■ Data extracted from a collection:
╔══

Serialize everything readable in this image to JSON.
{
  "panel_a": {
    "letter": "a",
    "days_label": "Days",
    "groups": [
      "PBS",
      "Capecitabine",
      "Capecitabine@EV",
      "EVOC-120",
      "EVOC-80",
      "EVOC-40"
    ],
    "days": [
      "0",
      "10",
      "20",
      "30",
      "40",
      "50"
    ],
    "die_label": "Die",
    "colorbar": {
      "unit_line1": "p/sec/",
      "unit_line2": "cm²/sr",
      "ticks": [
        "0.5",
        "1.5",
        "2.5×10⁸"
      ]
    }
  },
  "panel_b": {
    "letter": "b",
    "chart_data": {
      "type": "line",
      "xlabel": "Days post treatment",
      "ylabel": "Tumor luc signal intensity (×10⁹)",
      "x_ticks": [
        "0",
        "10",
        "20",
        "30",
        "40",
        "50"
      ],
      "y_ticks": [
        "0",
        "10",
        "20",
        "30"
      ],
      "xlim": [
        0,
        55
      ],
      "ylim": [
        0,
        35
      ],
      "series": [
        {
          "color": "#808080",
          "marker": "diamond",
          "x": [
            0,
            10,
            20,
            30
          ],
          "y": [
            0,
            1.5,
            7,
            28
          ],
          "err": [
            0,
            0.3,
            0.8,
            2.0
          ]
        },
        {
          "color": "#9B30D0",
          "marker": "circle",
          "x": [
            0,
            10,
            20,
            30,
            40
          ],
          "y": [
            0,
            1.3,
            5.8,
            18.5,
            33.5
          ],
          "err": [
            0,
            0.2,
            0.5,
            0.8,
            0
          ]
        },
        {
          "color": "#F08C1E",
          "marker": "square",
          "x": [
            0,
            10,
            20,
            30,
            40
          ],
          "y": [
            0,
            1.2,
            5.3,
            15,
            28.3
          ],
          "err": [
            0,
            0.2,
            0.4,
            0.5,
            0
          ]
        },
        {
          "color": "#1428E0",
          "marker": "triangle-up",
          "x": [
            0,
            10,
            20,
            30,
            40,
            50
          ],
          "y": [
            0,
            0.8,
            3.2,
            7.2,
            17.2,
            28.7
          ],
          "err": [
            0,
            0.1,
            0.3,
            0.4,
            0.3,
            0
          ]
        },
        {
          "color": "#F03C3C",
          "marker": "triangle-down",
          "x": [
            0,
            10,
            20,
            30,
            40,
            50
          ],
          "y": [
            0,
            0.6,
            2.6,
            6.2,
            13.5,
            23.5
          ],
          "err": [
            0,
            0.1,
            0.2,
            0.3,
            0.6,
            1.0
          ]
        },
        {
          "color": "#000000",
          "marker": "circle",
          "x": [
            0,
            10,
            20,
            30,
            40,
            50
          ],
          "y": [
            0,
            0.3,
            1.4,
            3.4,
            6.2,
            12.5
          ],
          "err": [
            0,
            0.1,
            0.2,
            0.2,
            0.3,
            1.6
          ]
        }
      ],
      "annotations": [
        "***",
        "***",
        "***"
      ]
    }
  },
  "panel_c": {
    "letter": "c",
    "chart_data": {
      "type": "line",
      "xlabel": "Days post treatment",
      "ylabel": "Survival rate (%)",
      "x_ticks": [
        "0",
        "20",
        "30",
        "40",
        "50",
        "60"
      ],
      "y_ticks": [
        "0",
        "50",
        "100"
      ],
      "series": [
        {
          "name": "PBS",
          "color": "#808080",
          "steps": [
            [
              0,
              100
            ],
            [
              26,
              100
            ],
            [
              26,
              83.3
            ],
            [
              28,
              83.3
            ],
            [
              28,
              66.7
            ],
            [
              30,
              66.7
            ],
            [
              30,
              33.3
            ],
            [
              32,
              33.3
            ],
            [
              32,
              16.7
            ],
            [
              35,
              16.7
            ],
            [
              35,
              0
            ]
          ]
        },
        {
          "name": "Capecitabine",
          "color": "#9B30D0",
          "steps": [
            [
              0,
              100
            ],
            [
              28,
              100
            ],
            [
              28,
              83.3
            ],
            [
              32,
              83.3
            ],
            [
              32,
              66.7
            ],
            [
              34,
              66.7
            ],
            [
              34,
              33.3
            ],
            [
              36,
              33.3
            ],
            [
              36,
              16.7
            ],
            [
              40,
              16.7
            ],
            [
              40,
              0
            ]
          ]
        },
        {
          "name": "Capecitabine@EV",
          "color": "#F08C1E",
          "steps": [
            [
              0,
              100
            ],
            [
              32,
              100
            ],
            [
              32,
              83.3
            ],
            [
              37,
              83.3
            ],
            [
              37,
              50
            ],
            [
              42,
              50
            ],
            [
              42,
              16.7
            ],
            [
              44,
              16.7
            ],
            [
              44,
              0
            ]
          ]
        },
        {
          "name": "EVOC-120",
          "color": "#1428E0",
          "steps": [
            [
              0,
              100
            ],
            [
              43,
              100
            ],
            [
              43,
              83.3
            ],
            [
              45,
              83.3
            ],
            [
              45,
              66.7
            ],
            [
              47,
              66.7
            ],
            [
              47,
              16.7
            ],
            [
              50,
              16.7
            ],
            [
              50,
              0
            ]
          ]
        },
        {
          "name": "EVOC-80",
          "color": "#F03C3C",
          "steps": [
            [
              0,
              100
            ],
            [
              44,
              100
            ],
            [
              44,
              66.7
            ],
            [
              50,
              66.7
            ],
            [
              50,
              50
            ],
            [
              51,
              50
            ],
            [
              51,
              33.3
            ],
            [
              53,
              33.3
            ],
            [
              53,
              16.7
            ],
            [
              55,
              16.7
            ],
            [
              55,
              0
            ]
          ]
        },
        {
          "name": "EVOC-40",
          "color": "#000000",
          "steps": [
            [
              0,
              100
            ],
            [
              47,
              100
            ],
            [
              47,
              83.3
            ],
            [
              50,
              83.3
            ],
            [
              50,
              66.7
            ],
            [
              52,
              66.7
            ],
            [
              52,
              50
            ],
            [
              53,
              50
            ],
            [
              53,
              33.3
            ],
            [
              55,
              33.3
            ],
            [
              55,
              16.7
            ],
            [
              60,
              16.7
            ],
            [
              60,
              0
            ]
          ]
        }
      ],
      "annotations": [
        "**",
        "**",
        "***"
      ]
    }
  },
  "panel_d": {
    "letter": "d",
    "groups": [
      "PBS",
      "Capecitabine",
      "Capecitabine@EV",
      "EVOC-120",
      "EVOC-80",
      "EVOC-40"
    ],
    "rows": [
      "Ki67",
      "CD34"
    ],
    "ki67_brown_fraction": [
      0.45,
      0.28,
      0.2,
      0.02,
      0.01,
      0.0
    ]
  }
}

╚══

■ WHAT IS BEING ASKED: The records above should be duplicated in full, exactly as given.

■ OUTPUT FOR THIS EXERCISE:
Serialize everything readable in this image to JSON.
{
  "panel_a": {
    "letter": "a",
    "days_label": "Days",
    "groups": [
      "PBS",
      "Capecitabine",
      "Capecitabine@EV",
      "EVOC-120",
      "EVOC-80",
      "EVOC-40"
    ],
    "days": [
      "0",
      "10",
      "20",
      "30",
      "40",
      "50"
    ],
    "die_label": "Die",
    "colorbar": {
      "unit_line1": "p/sec/",
      "unit_line2": "cm²/sr",
      "ticks": [
        "0.5",
        "1.5",
        "2.5×10⁸"
      ]
    }
  },
  "panel_b": {
    "letter": "b",
    "chart_data": {
      "type": "line",
      "xlabel": "Days post treatment",
      "ylabel": "Tumor luc signal intensity (×10⁹)",
      "x_ticks": [
        "0",
        "10",
        "20",
        "30",
        "40",
        "50"
      ],
      "y_ticks": [
        "0",
        "10",
        "20",
        "30"
      ],
      "xlim": [
        0,
        55
      ],
      "ylim": [
        0,
        35
      ],
      "series": [
        {
          "color": "#808080",
          "marker": "diamond",
          "x": [
            0,
            10,
            20,
            30
          ],
          "y": [
            0,
            1.5,
            7,
            28
          ],
          "err": [
            0,
            0.3,
            0.8,
            2.0
          ]
        },
        {
          "color": "#9B30D0",
          "marker": "circle",
          "x": [
            0,
            10,
            20,
            30,
            40
          ],
          "y": [
            0,
            1.3,
            5.8,
            18.5,
            33.5
          ],
          "err": [
            0,
            0.2,
            0.5,
            0.8,
            0
          ]
        },
        {
          "color": "#F08C1E",
          "marker": "square",
          "x": [
            0,
            10,
            20,
            30,
            40
          ],
          "y": [
            0,
            1.2,
            5.3,
            15,
            28.3
          ],
          "err": [
            0,
            0.2,
            0.4,
            0.5,
            0
          ]
        },
        {
          "color": "#1428E0",
          "marker": "triangle-up",
          "x": [
            0,
            10,
            20,
            30,
            40,
            50
          ],
          "y": [
            0,
            0.8,
            3.2,
            7.2,
            17.2,
            28.7
          ],
          "err": [
            0,
            0.1,
            0.3,
            0.4,
            0.3,
            0
          ]
        },
        {
          "color": "#F03C3C",
          "marker": "triangle-down",
          "x": [
            0,
            10,
            20,
            30,
            40,
            50
          ],
          "y": [
            0,
            0.6,
            2.6,
            6.2,
            13.5,
            23.5
          ],
          "err": [
            0,
            0.1,
            0.2,
            0.3,
            0.6,
            1.0
          ]
        },
        {
          "color": "#000000",
          "marker": "circle",
          "x": [
            0,
            10,
            20,
            30,
            40,
            50
          ],
          "y": [
            0,
            0.3,
            1.4,
            3.4,
            6.2,
            12.5
          ],
          "err": [
            0,
            0.1,
            0.2,
            0.2,
            0.3,
            1.6
          ]
        }
      ],
      "annotations": [
        "***",
        "***",
        "***"
      ]
    }
  },
  "panel_c": {
    "letter": "c",
    "chart_data": {
      "type": "line",
      "xlabel": "Days post treatment",
      "ylabel": "Survival rate (%)",
      "x_ticks": [
        "0",
        "20",
        "30",
        "40",
        "50",
        "60"
      ],
      "y_ticks": [
        "0",
        "50",
        "100"
      ],
      "series": [
        {
          "name": "PBS",
          "color": "#808080",
          "steps": [
            [
              0,
              100
            ],
            [
              26,
              100
            ],
            [
              26,
              83.3
            ],
            [
              28,
              83.3
            ],
            [
              28,
              66.7
            ],
            [
              30,
              66.7
            ],
            [
              30,
              33.3
            ],
            [
              32,
              33.3
            ],
            [
              32,
              16.7
            ],
            [
              35,
              16.7
            ],
            [
              35,
              0
            ]
          ]
        },
        {
          "name": "Capecitabine",
          "color": "#9B30D0",
          "steps": [
            [
              0,
              100
            ],
            [
              28,
              100
            ],
            [
              28,
              83.3
            ],
            [
              32,
              83.3
            ],
            [
              32,
              66.7
            ],
            [
              34,
              66.7
            ],
            [
              34,
              33.3
            ],
            [
              36,
              33.3
            ],
            [
              36,
              16.7
            ],
            [
              40,
              16.7
            ],
            [
              40,
              0
            ]
          ]
        },
        {
          "name": "Capecitabine@EV",
          "color": "#F08C1E",
          "steps": [
            [
              0,
              100
            ],
            [
              32,
              100
            ],
            [
              32,
              83.3
            ],
            [
              37,
              83.3
            ],
            [
              37,
              50
            ],
            [
              42,
              50
            ],
            [
              42,
              16.7
            ],
            [
              44,
              16.7
            ],
            [
              44,
              0
            ]
          ]
        },
        {
          "name": "EVOC-120",
          "color": "#1428E0",
          "steps": [
            [
              0,
              100
            ],
            [
              43,
              100
            ],
            [
              43,
              83.3
            ],
            [
              45,
              83.3
            ],
            [
              45,
              66.7
            ],
            [
              47,
              66.7
            ],
            [
              47,
              16.7
            ],
            [
              50,
              16.7
            ],
            [
              50,
              0
            ]
          ]
        },
        {
          "name": "EVOC-80",
          "color": "#F03C3C",
          "steps": [
            [
              0,
              100
            ],
            [
              44,
              100
            ],
            [
              44,
              66.7
            ],
            [
              50,
              66.7
            ],
            [
              50,
              50
            ],
            [
              51,
              50
            ],
            [
              51,
              33.3
            ],
            [
              53,
              33.3
            ],
            [
              53,
              16.7
            ],
            [
              55,
              16.7
            ],
            [
              55,
              0
            ]
          ]
        },
        {
          "name": "EVOC-40",
          "color": "#000000",
          "steps": [
            [
              0,
              100
            ],
            [
              47,
              100
            ],
            [
              47,
              83.3
            ],
            [
              50,
              83.3
            ],
            [
              50,
              66.7
            ],
            [
              52,
              66.7
            ],
            [
              52,
              50
            ],
            [
              53,
              50
            ],
            [
              53,
              33.3
            ],
            [
              55,
              33.3
            ],
            [
              55,
              16.7
            ],
            [
              60,
              16.7
            ],
            [
              60,
              0
            ]
          ]
        }
      ],
      "annotations": [
        "**",
        "**",
        "***"
      ]
    }
  },
  "panel_d": {
    "letter": "d",
    "groups": [
      "PBS",
      "Capecitabine",
      "Capecitabine@EV",
      "EVOC-120",
      "EVOC-80",
      "EVOC-40"
    ],
    "rows": [
      "Ki67",
      "CD34"
    ],
    "ki67_brown_fraction": [
      0.45,
      0.28,
      0.2,
      0.02,
      0.01,
      0.0
    ]
  }
}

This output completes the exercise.